• [Task material]
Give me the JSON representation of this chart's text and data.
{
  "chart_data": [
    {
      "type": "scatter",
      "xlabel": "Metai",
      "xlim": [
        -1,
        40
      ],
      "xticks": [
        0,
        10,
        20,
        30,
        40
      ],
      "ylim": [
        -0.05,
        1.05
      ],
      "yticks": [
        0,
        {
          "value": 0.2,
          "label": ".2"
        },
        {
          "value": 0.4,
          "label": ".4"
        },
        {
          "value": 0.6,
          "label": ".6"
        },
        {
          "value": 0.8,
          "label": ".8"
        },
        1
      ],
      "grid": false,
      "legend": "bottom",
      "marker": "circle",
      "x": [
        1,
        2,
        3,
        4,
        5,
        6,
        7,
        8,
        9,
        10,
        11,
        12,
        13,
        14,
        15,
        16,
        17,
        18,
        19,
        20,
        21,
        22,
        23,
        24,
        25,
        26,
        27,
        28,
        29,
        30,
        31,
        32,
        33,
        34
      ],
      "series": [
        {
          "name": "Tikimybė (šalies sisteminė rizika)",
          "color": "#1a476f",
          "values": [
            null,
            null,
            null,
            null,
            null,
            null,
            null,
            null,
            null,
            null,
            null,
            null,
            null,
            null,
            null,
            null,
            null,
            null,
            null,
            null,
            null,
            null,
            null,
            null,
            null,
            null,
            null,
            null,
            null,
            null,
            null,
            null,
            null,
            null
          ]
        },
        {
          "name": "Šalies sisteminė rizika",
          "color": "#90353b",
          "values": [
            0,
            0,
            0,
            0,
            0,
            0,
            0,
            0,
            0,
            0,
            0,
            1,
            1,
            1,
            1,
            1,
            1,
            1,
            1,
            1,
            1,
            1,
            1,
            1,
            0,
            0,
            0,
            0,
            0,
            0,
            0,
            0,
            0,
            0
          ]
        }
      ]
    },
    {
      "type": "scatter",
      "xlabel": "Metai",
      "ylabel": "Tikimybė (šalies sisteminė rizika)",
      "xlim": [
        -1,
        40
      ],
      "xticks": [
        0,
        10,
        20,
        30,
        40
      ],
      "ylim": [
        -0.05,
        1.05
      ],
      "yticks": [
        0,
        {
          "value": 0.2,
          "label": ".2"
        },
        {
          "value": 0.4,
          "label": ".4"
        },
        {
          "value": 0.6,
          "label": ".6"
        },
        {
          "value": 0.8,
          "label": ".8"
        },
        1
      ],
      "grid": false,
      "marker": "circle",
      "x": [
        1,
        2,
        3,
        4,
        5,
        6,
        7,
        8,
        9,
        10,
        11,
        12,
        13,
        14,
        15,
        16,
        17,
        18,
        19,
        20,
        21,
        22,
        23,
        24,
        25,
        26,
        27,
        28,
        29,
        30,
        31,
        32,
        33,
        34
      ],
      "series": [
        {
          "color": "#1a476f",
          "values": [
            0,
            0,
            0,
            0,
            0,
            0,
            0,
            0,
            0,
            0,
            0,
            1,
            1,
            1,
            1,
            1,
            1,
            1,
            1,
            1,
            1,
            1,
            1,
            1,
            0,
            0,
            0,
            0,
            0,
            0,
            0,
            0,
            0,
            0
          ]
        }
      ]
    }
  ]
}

• [Task instructions]
Locate the word "Tikimybė" in the data above. Copy every line carrying it.

• [Written reply]
          "name": "Tikimybė (šalies sisteminė rizika)",
      "ylabel": "Tikimybė (šalies sisteminė rizika)",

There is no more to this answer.